Data lines →
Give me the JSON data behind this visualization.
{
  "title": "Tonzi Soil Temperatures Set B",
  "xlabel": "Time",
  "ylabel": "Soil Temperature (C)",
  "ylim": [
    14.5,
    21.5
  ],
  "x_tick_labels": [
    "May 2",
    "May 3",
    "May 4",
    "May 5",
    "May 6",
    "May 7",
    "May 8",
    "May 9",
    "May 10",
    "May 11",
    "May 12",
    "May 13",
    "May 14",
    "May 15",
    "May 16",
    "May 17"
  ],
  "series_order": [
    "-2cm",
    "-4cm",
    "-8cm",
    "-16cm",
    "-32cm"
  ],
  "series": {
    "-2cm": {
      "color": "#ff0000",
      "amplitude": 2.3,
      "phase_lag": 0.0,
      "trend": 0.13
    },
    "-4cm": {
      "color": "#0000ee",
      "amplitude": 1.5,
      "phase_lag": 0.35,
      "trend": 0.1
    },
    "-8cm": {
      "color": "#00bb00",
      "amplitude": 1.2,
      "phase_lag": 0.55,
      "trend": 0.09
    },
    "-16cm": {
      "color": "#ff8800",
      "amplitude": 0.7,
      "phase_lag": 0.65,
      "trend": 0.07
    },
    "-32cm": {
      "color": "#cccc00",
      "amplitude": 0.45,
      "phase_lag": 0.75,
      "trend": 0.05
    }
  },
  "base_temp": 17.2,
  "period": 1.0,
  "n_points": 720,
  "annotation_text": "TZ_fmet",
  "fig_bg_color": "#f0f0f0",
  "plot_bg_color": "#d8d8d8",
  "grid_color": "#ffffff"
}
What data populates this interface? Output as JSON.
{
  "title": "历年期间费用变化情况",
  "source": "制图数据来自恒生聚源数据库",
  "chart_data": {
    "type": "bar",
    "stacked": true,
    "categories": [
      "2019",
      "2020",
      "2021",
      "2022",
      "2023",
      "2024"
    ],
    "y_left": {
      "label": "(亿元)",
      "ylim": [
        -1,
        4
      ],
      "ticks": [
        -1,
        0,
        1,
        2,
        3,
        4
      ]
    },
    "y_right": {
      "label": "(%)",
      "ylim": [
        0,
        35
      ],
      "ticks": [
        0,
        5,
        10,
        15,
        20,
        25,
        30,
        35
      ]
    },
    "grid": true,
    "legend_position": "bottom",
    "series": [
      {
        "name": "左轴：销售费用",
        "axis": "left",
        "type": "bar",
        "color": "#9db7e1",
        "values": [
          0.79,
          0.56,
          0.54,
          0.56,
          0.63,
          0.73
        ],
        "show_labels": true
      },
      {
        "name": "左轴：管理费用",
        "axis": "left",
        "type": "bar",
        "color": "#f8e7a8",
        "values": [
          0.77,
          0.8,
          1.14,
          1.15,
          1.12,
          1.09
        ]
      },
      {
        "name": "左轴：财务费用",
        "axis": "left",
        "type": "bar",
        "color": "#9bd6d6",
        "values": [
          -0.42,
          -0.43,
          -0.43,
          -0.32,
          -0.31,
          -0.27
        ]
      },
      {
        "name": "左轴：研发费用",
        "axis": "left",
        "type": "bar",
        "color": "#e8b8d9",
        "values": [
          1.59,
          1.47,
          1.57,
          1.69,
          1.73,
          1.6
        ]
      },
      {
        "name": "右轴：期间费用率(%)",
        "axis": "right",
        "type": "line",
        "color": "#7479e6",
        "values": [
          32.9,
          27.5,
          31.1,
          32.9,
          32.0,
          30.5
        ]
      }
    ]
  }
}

---

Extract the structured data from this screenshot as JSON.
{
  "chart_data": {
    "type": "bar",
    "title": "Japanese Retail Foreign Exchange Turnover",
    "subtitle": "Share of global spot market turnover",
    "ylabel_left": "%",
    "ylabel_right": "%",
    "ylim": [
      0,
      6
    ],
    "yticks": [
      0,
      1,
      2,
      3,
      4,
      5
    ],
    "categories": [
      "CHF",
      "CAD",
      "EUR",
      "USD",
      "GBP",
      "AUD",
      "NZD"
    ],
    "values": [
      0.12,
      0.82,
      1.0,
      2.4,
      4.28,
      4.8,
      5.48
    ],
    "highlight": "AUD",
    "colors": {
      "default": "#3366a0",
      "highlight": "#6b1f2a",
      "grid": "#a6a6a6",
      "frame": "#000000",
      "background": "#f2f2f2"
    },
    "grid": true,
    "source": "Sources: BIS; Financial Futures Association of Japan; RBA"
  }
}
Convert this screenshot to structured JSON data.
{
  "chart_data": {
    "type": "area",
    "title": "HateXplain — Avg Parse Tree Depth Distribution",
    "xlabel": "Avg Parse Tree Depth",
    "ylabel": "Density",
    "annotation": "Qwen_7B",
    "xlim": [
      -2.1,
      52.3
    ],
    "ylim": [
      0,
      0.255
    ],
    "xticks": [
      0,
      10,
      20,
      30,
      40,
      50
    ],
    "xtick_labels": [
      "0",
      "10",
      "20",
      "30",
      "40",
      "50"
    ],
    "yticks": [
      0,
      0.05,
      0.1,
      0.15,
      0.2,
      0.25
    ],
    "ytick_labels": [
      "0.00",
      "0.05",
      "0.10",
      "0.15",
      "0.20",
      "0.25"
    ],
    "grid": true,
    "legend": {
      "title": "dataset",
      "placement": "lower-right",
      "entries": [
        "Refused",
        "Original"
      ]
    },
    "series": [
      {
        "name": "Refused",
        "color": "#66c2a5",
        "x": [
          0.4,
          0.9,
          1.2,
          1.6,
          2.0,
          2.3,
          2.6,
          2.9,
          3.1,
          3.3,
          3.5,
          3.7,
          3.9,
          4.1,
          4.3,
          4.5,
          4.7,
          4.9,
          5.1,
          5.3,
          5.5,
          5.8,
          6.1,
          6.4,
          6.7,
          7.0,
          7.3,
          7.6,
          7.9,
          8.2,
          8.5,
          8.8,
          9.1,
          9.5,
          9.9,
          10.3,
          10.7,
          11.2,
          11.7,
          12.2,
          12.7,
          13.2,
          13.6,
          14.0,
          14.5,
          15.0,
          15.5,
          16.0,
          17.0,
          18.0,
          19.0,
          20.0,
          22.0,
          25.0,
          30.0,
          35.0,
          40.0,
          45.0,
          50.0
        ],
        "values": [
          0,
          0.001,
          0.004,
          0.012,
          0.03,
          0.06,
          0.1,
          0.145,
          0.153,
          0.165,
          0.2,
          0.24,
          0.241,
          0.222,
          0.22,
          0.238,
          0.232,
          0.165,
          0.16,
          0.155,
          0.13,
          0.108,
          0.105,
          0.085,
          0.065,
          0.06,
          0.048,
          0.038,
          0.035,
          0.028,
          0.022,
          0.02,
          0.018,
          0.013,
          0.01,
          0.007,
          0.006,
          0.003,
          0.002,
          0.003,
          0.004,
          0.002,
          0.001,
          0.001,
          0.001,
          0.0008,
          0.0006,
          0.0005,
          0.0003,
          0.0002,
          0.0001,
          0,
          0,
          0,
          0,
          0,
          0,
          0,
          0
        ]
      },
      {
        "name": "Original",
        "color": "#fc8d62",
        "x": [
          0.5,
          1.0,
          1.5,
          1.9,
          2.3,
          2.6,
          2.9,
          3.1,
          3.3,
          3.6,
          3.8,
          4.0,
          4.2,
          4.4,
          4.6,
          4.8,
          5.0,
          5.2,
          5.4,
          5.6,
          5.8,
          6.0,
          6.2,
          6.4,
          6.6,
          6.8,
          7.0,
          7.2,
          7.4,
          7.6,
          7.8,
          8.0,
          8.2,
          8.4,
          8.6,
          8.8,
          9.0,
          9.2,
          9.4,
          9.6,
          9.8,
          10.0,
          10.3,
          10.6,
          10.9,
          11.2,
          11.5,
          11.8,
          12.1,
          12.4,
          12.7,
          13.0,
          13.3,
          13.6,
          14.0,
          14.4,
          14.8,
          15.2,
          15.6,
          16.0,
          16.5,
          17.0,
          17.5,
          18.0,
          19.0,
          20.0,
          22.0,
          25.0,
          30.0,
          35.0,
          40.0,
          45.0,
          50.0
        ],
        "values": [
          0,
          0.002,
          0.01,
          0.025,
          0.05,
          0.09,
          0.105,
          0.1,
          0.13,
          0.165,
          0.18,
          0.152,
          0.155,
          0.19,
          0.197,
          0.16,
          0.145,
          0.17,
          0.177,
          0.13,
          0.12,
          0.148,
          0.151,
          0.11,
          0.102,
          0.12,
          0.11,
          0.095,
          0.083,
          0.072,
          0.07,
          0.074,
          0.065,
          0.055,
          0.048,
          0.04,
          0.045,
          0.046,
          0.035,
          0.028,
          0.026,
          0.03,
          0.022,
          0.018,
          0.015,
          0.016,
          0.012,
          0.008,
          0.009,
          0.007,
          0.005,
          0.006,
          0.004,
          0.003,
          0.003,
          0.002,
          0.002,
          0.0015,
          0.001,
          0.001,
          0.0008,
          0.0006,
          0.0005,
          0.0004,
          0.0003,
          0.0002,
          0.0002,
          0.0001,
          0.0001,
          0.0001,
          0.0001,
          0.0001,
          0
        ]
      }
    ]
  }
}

Goal →
Report the number of lines in the entries above that include the word "structured" and add nothing to it.

Written reply →
2